+++ Data for the task
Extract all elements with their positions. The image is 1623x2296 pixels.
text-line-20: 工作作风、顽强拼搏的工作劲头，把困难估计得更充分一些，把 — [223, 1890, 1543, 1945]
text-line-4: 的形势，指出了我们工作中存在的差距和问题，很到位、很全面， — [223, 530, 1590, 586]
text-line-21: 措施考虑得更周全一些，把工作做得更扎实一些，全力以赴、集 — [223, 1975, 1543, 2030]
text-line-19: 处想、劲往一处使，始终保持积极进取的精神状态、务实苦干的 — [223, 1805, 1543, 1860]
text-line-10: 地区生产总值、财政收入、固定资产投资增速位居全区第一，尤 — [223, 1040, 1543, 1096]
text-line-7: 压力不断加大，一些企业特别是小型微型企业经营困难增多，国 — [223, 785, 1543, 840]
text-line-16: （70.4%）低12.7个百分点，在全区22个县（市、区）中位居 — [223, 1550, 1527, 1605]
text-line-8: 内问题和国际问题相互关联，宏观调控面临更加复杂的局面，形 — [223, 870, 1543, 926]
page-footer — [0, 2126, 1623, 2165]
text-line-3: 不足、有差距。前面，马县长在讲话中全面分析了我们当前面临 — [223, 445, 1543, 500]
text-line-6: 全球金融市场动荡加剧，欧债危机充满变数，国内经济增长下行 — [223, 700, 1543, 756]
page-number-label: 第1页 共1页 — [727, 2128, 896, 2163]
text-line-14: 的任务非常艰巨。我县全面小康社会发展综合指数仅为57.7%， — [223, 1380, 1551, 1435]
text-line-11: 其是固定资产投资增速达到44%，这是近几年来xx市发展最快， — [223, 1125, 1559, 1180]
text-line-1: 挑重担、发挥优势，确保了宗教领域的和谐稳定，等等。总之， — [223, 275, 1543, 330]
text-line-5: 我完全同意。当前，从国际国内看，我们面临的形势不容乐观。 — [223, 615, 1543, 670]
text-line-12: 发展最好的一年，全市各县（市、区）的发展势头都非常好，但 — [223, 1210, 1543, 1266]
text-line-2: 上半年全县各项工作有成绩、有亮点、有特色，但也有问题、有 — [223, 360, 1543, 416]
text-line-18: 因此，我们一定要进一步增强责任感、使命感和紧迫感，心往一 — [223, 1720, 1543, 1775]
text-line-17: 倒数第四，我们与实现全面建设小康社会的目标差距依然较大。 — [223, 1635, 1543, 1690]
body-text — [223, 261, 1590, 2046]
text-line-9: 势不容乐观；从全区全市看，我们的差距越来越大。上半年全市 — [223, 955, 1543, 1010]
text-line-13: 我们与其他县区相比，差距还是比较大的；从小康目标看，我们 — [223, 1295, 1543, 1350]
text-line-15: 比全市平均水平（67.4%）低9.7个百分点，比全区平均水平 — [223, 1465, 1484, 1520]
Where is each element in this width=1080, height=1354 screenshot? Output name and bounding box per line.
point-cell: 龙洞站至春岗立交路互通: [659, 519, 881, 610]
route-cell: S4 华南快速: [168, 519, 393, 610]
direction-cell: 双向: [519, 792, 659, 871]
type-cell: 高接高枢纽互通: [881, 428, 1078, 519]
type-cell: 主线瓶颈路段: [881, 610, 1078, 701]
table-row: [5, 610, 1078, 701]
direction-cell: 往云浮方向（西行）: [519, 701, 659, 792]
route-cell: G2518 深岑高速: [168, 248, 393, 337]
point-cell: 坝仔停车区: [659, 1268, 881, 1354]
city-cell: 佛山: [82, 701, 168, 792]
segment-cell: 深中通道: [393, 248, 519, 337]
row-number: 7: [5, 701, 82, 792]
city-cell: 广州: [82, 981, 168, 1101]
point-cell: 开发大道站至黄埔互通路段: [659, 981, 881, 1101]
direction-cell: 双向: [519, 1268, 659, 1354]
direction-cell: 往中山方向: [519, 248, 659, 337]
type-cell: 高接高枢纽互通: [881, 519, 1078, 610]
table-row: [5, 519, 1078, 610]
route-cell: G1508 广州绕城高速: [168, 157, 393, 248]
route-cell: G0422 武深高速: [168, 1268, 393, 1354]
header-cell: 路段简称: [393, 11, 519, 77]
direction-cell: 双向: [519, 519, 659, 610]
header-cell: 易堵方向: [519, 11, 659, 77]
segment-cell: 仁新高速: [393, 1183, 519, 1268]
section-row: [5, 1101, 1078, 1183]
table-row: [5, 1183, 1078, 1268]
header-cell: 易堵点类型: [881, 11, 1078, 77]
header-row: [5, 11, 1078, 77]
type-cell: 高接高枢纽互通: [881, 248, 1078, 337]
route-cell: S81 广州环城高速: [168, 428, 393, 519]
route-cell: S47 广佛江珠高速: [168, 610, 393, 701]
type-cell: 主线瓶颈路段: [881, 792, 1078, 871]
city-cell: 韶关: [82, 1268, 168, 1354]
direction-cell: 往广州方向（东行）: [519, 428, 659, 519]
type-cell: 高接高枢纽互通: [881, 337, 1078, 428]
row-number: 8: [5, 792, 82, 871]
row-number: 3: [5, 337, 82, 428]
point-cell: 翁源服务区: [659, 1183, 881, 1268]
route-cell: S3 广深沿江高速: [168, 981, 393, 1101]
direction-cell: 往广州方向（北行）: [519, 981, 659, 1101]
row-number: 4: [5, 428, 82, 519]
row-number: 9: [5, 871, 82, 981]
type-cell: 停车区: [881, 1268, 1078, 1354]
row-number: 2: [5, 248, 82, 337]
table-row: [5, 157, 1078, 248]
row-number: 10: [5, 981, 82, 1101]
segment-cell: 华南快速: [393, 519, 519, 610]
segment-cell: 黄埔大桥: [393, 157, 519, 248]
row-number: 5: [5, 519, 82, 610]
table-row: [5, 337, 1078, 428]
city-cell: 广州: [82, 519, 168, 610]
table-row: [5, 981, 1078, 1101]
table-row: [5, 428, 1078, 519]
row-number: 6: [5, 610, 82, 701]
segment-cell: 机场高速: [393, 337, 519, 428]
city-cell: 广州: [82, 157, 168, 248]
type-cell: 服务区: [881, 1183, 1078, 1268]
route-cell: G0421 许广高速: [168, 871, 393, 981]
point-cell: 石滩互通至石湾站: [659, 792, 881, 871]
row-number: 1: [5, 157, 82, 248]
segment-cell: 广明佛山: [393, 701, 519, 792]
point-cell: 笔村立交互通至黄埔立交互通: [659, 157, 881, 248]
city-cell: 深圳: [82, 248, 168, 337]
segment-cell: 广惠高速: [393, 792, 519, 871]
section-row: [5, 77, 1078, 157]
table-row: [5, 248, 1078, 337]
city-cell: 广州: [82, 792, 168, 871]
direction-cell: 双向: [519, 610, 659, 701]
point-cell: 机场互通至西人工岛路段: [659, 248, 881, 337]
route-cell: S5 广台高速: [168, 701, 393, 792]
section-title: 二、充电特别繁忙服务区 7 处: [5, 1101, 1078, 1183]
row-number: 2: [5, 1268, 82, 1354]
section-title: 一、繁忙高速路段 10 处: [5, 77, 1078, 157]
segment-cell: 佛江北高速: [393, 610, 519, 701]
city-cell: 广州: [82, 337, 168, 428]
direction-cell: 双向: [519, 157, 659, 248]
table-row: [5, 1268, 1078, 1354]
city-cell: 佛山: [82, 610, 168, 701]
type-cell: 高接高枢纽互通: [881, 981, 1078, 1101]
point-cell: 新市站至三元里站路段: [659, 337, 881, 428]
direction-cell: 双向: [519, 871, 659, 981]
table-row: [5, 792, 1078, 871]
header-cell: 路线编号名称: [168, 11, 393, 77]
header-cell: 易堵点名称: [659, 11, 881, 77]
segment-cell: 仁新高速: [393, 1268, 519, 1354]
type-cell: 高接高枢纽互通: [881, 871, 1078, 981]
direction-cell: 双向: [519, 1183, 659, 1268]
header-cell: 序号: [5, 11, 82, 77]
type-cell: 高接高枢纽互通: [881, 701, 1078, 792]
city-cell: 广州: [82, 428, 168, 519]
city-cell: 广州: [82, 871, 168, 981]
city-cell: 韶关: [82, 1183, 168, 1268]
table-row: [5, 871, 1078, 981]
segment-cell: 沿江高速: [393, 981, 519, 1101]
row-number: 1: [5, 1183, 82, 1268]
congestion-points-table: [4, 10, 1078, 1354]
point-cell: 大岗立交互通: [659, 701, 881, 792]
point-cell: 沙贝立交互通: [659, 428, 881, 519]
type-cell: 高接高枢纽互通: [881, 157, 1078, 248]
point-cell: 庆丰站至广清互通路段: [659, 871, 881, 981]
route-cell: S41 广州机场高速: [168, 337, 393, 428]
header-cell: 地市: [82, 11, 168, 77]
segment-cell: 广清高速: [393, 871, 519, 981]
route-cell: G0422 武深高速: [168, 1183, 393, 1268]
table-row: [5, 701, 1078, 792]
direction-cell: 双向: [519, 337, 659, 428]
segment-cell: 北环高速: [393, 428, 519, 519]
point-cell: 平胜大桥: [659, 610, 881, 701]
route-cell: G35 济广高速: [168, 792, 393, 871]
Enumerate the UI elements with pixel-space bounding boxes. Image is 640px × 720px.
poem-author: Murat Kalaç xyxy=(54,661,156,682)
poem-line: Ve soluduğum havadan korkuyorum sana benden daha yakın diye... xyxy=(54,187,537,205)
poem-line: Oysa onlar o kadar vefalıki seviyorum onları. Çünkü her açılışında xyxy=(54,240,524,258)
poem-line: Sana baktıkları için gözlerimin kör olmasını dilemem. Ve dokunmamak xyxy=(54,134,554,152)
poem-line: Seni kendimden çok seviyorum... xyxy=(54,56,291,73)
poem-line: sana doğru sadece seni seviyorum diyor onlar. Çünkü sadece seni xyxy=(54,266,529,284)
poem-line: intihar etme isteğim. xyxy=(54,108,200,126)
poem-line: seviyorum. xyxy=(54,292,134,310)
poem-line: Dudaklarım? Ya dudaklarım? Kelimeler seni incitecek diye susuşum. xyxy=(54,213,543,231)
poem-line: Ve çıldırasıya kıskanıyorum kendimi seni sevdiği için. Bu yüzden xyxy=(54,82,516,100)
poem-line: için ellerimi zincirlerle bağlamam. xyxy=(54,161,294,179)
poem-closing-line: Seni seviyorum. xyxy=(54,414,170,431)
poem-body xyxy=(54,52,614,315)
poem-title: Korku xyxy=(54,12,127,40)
++++++
→ **Directions**: Duplicate the material above character for character, from its first line through the line that contains "text-line-1: 挑重担、发挥优势，确保了宗教领域的和谐稳定，等等。总之， —", including both ends.

→ **Reply to the task**:
Extract all elements with their positions. The image is 1623x2296 pixels.
text-line-20: 工作作风、顽强拼搏的工作劲头，把困难估计得更充分一些，把 — [223, 1890, 1543, 1945]
text-line-4: 的形势，指出了我们工作中存在的差距和问题，很到位、很全面， — [223, 530, 1590, 586]
text-line-21: 措施考虑得更周全一些，把工作做得更扎实一些，全力以赴、集 — [223, 1975, 1543, 2030]
text-line-19: 处想、劲往一处使，始终保持积极进取的精神状态、务实苦干的 — [223, 1805, 1543, 1860]
text-line-10: 地区生产总值、财政收入、固定资产投资增速位居全区第一，尤 — [223, 1040, 1543, 1096]
text-line-7: 压力不断加大，一些企业特别是小型微型企业经营困难增多，国 — [223, 785, 1543, 840]
text-line-16: （70.4%）低12.7个百分点，在全区22个县（市、区）中位居 — [223, 1550, 1527, 1605]
text-line-8: 内问题和国际问题相互关联，宏观调控面临更加复杂的局面，形 — [223, 870, 1543, 926]
page-footer — [0, 2126, 1623, 2165]
text-line-3: 不足、有差距。前面，马县长在讲话中全面分析了我们当前面临 — [223, 445, 1543, 500]
text-line-6: 全球金融市场动荡加剧，欧债危机充满变数，国内经济增长下行 — [223, 700, 1543, 756]
page-number-label: 第1页 共1页 — [727, 2128, 896, 2163]
text-line-14: 的任务非常艰巨。我县全面小康社会发展综合指数仅为57.7%， — [223, 1380, 1551, 1435]
text-line-11: 其是固定资产投资增速达到44%，这是近几年来xx市发展最快， — [223, 1125, 1559, 1180]
text-line-1: 挑重担、发挥优势，确保了宗教领域的和谐稳定，等等。总之， — [223, 275, 1543, 330]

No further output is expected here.